What this task involves →
Look through the data below. Pick out the lines holding the string "tools".

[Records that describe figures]
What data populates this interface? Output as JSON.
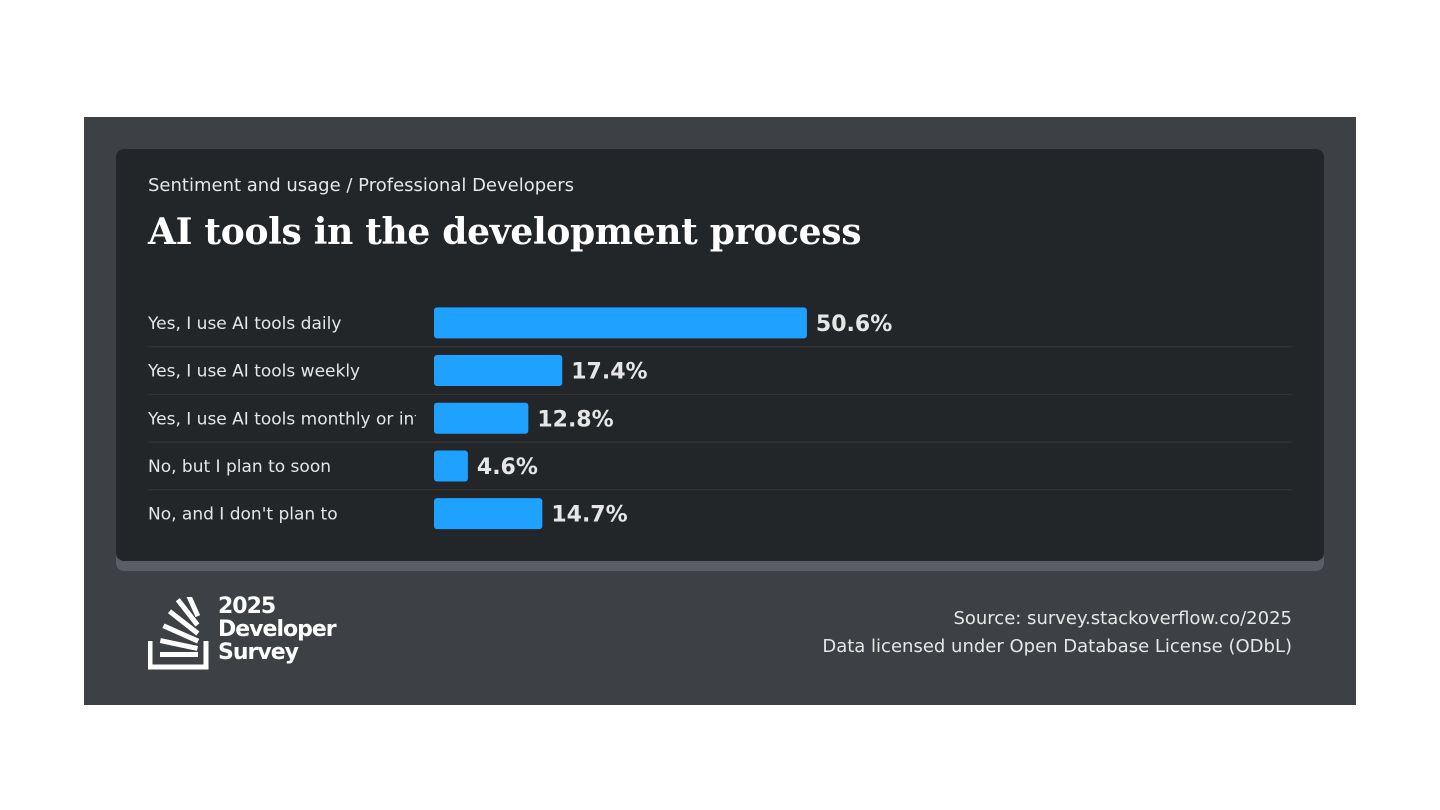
{
  "header": {
    "subtitle": "Sentiment and usage / Professional Developers",
    "title": "AI tools in the development process"
  },
  "chart_data": {
    "type": "bar",
    "orientation": "horizontal",
    "categories": [
      "Yes, I use AI tools daily",
      "Yes, I use AI tools weekly",
      "Yes, I use AI tools monthly or infrequently",
      "No, but I plan to soon",
      "No, and I don't plan to"
    ],
    "values": [
      50.6,
      17.4,
      12.8,
      4.6,
      14.7
    ],
    "value_labels": [
      "50.6%",
      "17.4%",
      "12.8%",
      "4.6%",
      "14.7%"
    ],
    "unit": "%",
    "xlim": [
      0,
      100
    ],
    "bar_color": "#1fa1ff",
    "grid": false,
    "legend": "none"
  },
  "footer": {
    "source": "Source: survey.stackoverflow.co/2025",
    "license": "Data licensed under Open Database License (ODbL)",
    "logo": {
      "year": "2025",
      "line1": "Developer",
      "line2": "Survey",
      "icon": "stack-overflow-icon"
    }
  },
  "colors": {
    "frame": "#3d4145",
    "card": "#232629",
    "bar": "#1fa1ff",
    "text": "#e6e6e6"
  }
}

Task answer →
    "title": "AI tools in the development process"
      "Yes, I use AI tools daily",
      "Yes, I use AI tools weekly",
      "Yes, I use AI tools monthly or infrequently",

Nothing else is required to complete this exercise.